SHORT EXERCISE » Print the whole listing exactly.

------------------------------------------------------------

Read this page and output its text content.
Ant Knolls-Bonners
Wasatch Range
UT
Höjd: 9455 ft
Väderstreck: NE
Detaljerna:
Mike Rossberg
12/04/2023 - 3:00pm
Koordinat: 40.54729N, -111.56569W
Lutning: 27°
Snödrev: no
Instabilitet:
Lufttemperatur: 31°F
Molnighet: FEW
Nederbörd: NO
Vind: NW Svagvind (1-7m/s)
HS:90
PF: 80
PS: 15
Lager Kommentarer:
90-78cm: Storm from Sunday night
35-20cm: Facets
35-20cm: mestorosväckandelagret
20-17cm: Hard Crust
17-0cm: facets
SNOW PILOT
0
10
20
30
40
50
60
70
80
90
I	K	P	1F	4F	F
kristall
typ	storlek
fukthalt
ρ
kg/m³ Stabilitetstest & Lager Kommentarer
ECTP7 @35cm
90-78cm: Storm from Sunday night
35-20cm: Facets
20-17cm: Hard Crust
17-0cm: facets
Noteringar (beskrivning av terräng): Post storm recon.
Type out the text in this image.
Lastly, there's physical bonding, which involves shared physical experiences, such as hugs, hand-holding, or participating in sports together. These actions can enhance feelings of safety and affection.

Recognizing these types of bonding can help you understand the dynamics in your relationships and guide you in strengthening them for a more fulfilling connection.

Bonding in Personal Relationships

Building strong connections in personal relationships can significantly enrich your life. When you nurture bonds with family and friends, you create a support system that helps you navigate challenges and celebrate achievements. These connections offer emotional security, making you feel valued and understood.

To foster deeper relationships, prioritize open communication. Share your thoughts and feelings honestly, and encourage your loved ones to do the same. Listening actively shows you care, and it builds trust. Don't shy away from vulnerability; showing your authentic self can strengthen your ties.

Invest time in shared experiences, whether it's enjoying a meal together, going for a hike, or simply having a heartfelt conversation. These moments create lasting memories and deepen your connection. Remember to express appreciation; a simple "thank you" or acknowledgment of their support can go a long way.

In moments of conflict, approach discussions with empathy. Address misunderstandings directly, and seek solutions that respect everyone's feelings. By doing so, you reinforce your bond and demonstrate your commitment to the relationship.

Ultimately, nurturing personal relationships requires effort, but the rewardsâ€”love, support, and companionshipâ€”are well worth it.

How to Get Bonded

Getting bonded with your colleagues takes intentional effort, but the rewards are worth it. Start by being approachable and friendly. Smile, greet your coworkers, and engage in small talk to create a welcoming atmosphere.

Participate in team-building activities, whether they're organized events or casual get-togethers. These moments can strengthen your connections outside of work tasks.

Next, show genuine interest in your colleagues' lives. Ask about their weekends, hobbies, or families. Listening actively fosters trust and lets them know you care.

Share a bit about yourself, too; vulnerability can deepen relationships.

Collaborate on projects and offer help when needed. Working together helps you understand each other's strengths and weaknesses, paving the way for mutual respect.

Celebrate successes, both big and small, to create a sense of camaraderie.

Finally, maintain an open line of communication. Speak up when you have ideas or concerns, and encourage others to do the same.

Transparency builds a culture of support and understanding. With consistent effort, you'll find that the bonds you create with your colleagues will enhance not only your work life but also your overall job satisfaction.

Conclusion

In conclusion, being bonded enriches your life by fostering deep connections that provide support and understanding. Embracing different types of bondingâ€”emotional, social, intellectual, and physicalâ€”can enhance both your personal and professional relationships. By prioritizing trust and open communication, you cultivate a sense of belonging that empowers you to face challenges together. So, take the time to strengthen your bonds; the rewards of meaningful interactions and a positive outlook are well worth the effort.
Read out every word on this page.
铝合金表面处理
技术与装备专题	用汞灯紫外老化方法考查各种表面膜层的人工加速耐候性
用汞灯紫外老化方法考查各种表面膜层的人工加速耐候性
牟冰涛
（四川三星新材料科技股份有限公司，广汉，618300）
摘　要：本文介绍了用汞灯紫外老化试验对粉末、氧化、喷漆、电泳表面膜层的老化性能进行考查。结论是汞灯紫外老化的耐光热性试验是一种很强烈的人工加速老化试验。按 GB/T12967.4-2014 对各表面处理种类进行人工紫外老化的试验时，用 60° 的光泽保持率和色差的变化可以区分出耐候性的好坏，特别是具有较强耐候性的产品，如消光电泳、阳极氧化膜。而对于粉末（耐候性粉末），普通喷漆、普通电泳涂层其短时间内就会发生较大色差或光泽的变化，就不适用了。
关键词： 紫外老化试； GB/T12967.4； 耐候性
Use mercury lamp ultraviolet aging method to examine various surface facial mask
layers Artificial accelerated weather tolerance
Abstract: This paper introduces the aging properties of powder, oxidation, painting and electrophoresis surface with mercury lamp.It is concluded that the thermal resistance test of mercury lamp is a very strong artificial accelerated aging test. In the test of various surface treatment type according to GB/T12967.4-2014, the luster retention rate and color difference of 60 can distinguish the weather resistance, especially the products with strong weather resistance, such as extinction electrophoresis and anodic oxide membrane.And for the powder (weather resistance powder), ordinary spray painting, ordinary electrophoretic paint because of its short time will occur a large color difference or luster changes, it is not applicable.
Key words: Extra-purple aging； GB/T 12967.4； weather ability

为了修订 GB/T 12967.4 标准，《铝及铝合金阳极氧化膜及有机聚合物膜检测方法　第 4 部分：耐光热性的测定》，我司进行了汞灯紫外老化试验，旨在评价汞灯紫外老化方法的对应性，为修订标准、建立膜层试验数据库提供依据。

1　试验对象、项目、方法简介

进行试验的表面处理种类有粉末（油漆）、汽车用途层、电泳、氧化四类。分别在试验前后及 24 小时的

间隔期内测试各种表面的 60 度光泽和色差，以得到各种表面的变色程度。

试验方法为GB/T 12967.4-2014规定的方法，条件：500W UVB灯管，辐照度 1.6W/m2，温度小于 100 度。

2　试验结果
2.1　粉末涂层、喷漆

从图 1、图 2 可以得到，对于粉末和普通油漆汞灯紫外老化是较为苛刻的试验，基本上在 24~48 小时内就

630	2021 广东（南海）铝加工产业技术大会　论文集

------------------------------------------------------------

OUTPUT OF THE EXERCISE »
Read this page and output its text content.
Ant Knolls-Bonners
Wasatch Range
UT
Höjd: 9455 ft
Väderstreck: NE
Detaljerna:
Mike Rossberg
12/04/2023 - 3:00pm
Koordinat: 40.54729N, -111.56569W
Lutning: 27°
Snödrev: no
Instabilitet:
Lufttemperatur: 31°F
Molnighet: FEW
Nederbörd: NO
Vind: NW Svagvind (1-7m/s)
HS:90
PF: 80
PS: 15
Lager Kommentarer:
90-78cm: Storm from Sunday night
35-20cm: Facets
35-20cm: mestorosväckandelagret
20-17cm: Hard Crust
17-0cm: facets
SNOW PILOT
0
10
20
30
40
50
60
70
80
90
I	K	P	1F	4F	F
kristall
typ	storlek
fukthalt
ρ
kg/m³ Stabilitetstest & Lager Kommentarer
ECTP7 @35cm
90-78cm: Storm from Sunday night
35-20cm: Facets
20-17cm: Hard Crust
17-0cm: facets
Noteringar (beskrivning av terräng): Post storm recon.
Type out the text in this image.
Lastly, there's physical bonding, which involves shared physical experiences, such as hugs, hand-holding, or participating in sports together. These actions can enhance feelings of safety and affection.

Recognizing these types of bonding can help you understand the dynamics in your relationships and guide you in strengthening them for a more fulfilling connection.

Bonding in Personal Relationships

Building strong connections in personal relationships can significantly enrich your life. When you nurture bonds with family and friends, you create a support system that helps you navigate challenges and celebrate achievements. These connections offer emotional security, making you feel valued and understood.

To foster deeper relationships, prioritize open communication. Share your thoughts and feelings honestly, and encourage your loved ones to do the same. Listening actively shows you care, and it builds trust. Don't shy away from vulnerability; showing your authentic self can strengthen your ties.

Invest time in shared experiences, whether it's enjoying a meal together, going for a hike, or simply having a heartfelt conversation. These moments create lasting memories and deepen your connection. Remember to express appreciation; a simple "thank you" or acknowledgment of their support can go a long way.

In moments of conflict, approach discussions with empathy. Address misunderstandings directly, and seek solutions that respect everyone's feelings. By doing so, you reinforce your bond and demonstrate your commitment to the relationship.

Ultimately, nurturing personal relationships requires effort, but the rewardsâ€”love, support, and companionshipâ€”are well worth it.

How to Get Bonded

Getting bonded with your colleagues takes intentional effort, but the rewards are worth it. Start by being approachable and friendly. Smile, greet your coworkers, and engage in small talk to create a welcoming atmosphere.

Participate in team-building activities, whether they're organized events or casual get-togethers. These moments can strengthen your connections outside of work tasks.

Next, show genuine interest in your colleagues' lives. Ask about their weekends, hobbies, or families. Listening actively fosters trust and lets them know you care.

Share a bit about yourself, too; vulnerability can deepen relationships.

Collaborate on projects and offer help when needed. Working together helps you understand each other's strengths and weaknesses, paving the way for mutual respect.

Celebrate successes, both big and small, to create a sense of camaraderie.

Finally, maintain an open line of communication. Speak up when you have ideas or concerns, and encourage others to do the same.

Transparency builds a culture of support and understanding. With consistent effort, you'll find that the bonds you create with your colleagues will enhance not only your work life but also your overall job satisfaction.

Conclusion

In conclusion, being bonded enriches your life by fostering deep connections that provide support and understanding. Embracing different types of bondingâ€”emotional, social, intellectual, and physicalâ€”can enhance both your personal and professional relationships. By prioritizing trust and open communication, you cultivate a sense of belonging that empowers you to face challenges together. So, take the time to strengthen your bonds; the rewards of meaningful interactions and a positive outlook are well worth the effort.
Read out every word on this page.
铝合金表面处理
技术与装备专题	用汞灯紫外老化方法考查各种表面膜层的人工加速耐候性
用汞灯紫外老化方法考查各种表面膜层的人工加速耐候性
牟冰涛
（四川三星新材料科技股份有限公司，广汉，618300）
摘　要：本文介绍了用汞灯紫外老化试验对粉末、氧化、喷漆、电泳表面膜层的老化性能进行考查。结论是汞灯紫外老化的耐光热性试验是一种很强烈的人工加速老化试验。按 GB/T12967.4-2014 对各表面处理种类进行人工紫外老化的试验时，用 60° 的光泽保持率和色差的变化可以区分出耐候性的好坏，特别是具有较强耐候性的产品，如消光电泳、阳极氧化膜。而对于粉末（耐候性粉末），普通喷漆、普通电泳涂层其短时间内就会发生较大色差或光泽的变化，就不适用了。
关键词： 紫外老化试； GB/T12967.4； 耐候性
Use mercury lamp ultraviolet aging method to examine various surface facial mask
layers Artificial accelerated weather tolerance
Abstract: This paper introduces the aging properties of powder, oxidation, painting and electrophoresis surface with mercury lamp.It is concluded that the thermal resistance test of mercury lamp is a very strong artificial accelerated aging test. In the test of various surface treatment type according to GB/T12967.4-2014, the luster retention rate and color difference of 60 can distinguish the weather resistance, especially the products with strong weather resistance, such as extinction electrophoresis and anodic oxide membrane.And for the powder (weather resistance powder), ordinary spray painting, ordinary electrophoretic paint because of its short time will occur a large color difference or luster changes, it is not applicable.
Key words: Extra-purple aging； GB/T 12967.4； weather ability

为了修订 GB/T 12967.4 标准，《铝及铝合金阳极氧化膜及有机聚合物膜检测方法　第 4 部分：耐光热性的测定》，我司进行了汞灯紫外老化试验，旨在评价汞灯紫外老化方法的对应性，为修订标准、建立膜层试验数据库提供依据。

1　试验对象、项目、方法简介

进行试验的表面处理种类有粉末（油漆）、汽车用途层、电泳、氧化四类。分别在试验前后及 24 小时的

间隔期内测试各种表面的 60 度光泽和色差，以得到各种表面的变色程度。

试验方法为GB/T 12967.4-2014规定的方法，条件：500W UVB灯管，辐照度 1.6W/m2，温度小于 100 度。

2　试验结果
2.1　粉末涂层、喷漆

从图 1、图 2 可以得到，对于粉末和普通油漆汞灯紫外老化是较为苛刻的试验，基本上在 24~48 小时内就

630	2021 广东（南海）铝加工产业技术大会　论文集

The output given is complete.